EXERCISE MATERIAL ->
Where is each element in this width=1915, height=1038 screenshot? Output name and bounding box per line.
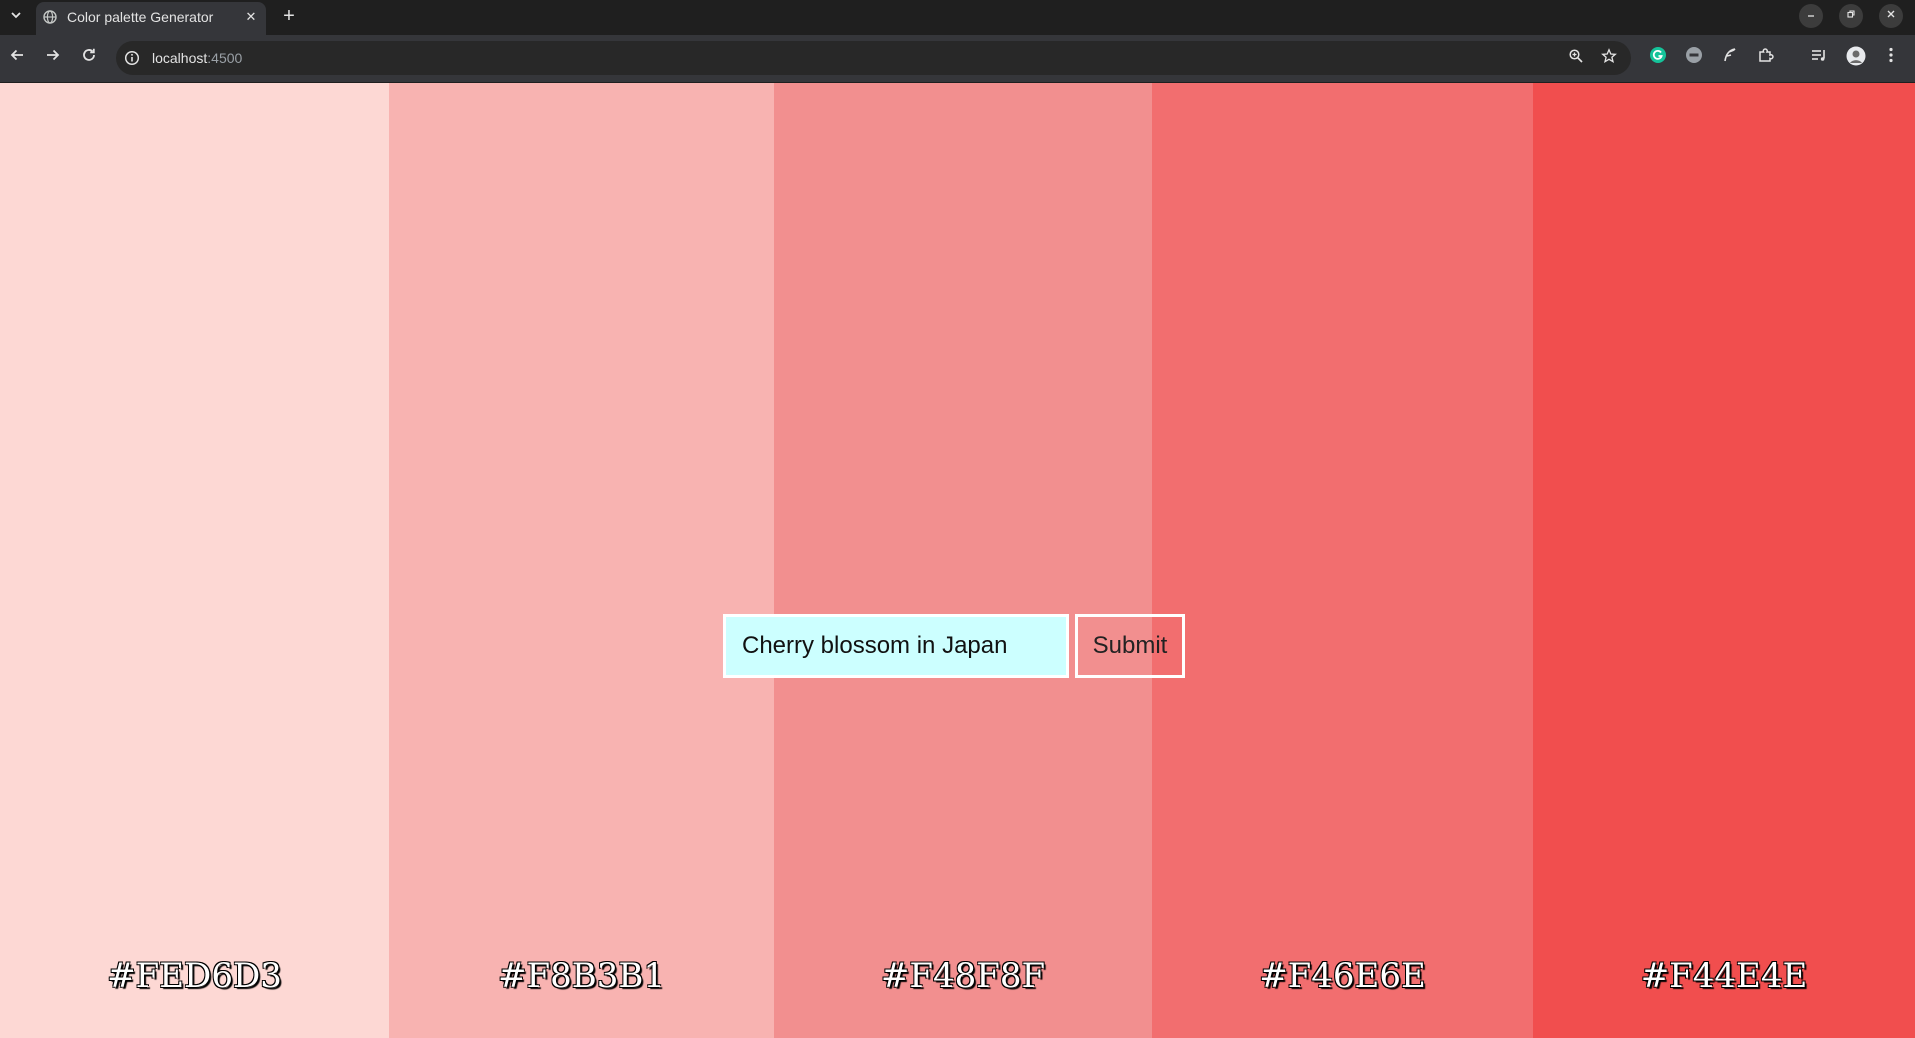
hex-label: #FED6D3 xyxy=(107,956,282,996)
feather-extension-icon[interactable] xyxy=(1719,46,1741,68)
palette-page: #FED6D3 #F8B3B1 #F48F8F #F46E6E #F44E4E … xyxy=(0,83,1915,1038)
prompt-input[interactable] xyxy=(723,614,1069,678)
color-swatch[interactable]: #F48F8F xyxy=(774,83,1152,1038)
url-host: localhost xyxy=(152,50,208,66)
address-bar[interactable]: localhost:4500 xyxy=(116,41,1631,75)
hex-label: #F46E6E xyxy=(1259,956,1426,996)
color-swatch[interactable]: #F44E4E xyxy=(1533,83,1915,1038)
hex-label: #F48F8F xyxy=(880,956,1046,996)
restore-icon[interactable] xyxy=(1839,4,1863,28)
new-tab-button[interactable]: + xyxy=(277,4,301,28)
tab-title: Color palette Generator xyxy=(67,9,214,25)
submit-button[interactable]: Submit xyxy=(1075,614,1185,678)
media-controls-icon[interactable] xyxy=(1808,46,1830,68)
info-icon[interactable] xyxy=(124,50,140,66)
profile-avatar-icon[interactable] xyxy=(1845,46,1867,68)
hex-label: #F8B3B1 xyxy=(498,956,665,996)
tab-search-icon[interactable] xyxy=(4,5,28,29)
color-swatch[interactable]: #FED6D3 xyxy=(0,83,389,1038)
globe-icon xyxy=(43,10,57,24)
url-port: :4500 xyxy=(207,50,243,66)
tab-strip: Color palette Generator ✕ + xyxy=(0,0,1915,35)
zoom-icon[interactable] xyxy=(1566,48,1586,68)
adblock-extension-icon[interactable] xyxy=(1683,46,1705,68)
puzzle-extensions-icon[interactable] xyxy=(1755,46,1777,68)
close-window-icon[interactable] xyxy=(1879,4,1903,28)
forward-arrow-icon[interactable] xyxy=(40,45,66,71)
browser-toolbar: localhost:4500 xyxy=(0,35,1915,83)
grammarly-extension-icon[interactable] xyxy=(1647,46,1669,68)
close-tab-icon[interactable]: ✕ xyxy=(242,8,260,26)
color-swatch[interactable]: #F8B3B1 xyxy=(389,83,774,1038)
color-swatch[interactable]: #F46E6E xyxy=(1152,83,1533,1038)
menu-kebab-icon[interactable] xyxy=(1880,46,1902,68)
url-text[interactable]: localhost:4500 xyxy=(152,41,242,75)
minimize-icon[interactable] xyxy=(1799,4,1823,28)
star-icon[interactable] xyxy=(1599,48,1619,68)
reload-icon[interactable] xyxy=(76,45,102,71)
hex-label: #F44E4E xyxy=(1640,956,1808,996)
browser-window: Color palette Generator ✕ + localhost:45… xyxy=(0,0,1915,1038)
active-tab[interactable]: Color palette Generator ✕ xyxy=(36,2,266,35)
back-arrow-icon[interactable] xyxy=(4,45,30,71)
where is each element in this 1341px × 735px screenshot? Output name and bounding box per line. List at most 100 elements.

JOB ->
Copy the material above line for line without changing anything, and leave the pictures out.

ANSWER TO THE EXERCISE ->
Where is each element in this width=1915, height=1038 screenshot? Output name and bounding box per line.
hex-label: #FED6D3 xyxy=(107,956,282,996)
feather-extension-icon[interactable] xyxy=(1719,46,1741,68)
palette-page: #FED6D3 #F8B3B1 #F48F8F #F46E6E #F44E4E … xyxy=(0,83,1915,1038)
prompt-input[interactable] xyxy=(723,614,1069,678)
color-swatch[interactable]: #F48F8F xyxy=(774,83,1152,1038)
url-host: localhost xyxy=(152,50,208,66)
address-bar[interactable]: localhost:4500 xyxy=(116,41,1631,75)
hex-label: #F46E6E xyxy=(1259,956,1426,996)
color-swatch[interactable]: #F44E4E xyxy=(1533,83,1915,1038)
hex-label: #F48F8F xyxy=(880,956,1046,996)
restore-icon[interactable] xyxy=(1839,4,1863,28)
new-tab-button[interactable]: + xyxy=(277,4,301,28)
tab-title: Color palette Generator xyxy=(67,9,214,25)
submit-button[interactable]: Submit xyxy=(1075,614,1185,678)
media-controls-icon[interactable] xyxy=(1808,46,1830,68)
info-icon[interactable] xyxy=(124,50,140,66)
profile-avatar-icon[interactable] xyxy=(1845,46,1867,68)
hex-label: #F8B3B1 xyxy=(498,956,665,996)
tab-search-icon[interactable] xyxy=(4,5,28,29)
color-swatch[interactable]: #FED6D3 xyxy=(0,83,389,1038)
globe-icon xyxy=(43,10,57,24)
url-port: :4500 xyxy=(207,50,243,66)
tab-strip: Color palette Generator ✕ + xyxy=(0,0,1915,35)
zoom-icon[interactable] xyxy=(1566,48,1586,68)
adblock-extension-icon[interactable] xyxy=(1683,46,1705,68)
puzzle-extensions-icon[interactable] xyxy=(1755,46,1777,68)
close-window-icon[interactable] xyxy=(1879,4,1903,28)
forward-arrow-icon[interactable] xyxy=(40,45,66,71)
browser-toolbar: localhost:4500 xyxy=(0,35,1915,83)
grammarly-extension-icon[interactable] xyxy=(1647,46,1669,68)
close-tab-icon[interactable]: ✕ xyxy=(242,8,260,26)
color-swatch[interactable]: #F8B3B1 xyxy=(389,83,774,1038)
color-swatch[interactable]: #F46E6E xyxy=(1152,83,1533,1038)
menu-kebab-icon[interactable] xyxy=(1880,46,1902,68)
url-text[interactable]: localhost:4500 xyxy=(152,41,242,75)
minimize-icon[interactable] xyxy=(1799,4,1823,28)
star-icon[interactable] xyxy=(1599,48,1619,68)
reload-icon[interactable] xyxy=(76,45,102,71)
hex-label: #F44E4E xyxy=(1640,956,1808,996)
browser-window: Color palette Generator ✕ + localhost:45… xyxy=(0,0,1915,1038)
active-tab[interactable]: Color palette Generator ✕ xyxy=(36,2,266,35)
back-arrow-icon[interactable] xyxy=(4,45,30,71)
where is each element in this 1341px × 735px screenshot? Output name and bounding box per line. List at most 100 elements.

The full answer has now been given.